* WHAT IS ASKED
Select, from the material below, each line with "ряды" in it.

(Items from a dataset)
## start
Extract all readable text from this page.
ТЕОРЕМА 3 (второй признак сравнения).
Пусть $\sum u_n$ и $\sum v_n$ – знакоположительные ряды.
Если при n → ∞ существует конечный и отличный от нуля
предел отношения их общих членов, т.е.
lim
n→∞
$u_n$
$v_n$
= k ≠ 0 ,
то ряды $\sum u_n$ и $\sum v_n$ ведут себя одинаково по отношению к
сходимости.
## end
* RESPONSE TO THIS EXERCISE
Пусть $\sum u_n$ и $\sum v_n$ – знакоположительные ряды.
то ряды $\sum u_n$ и $\sum v_n$ ведут себя одинаково по отношению к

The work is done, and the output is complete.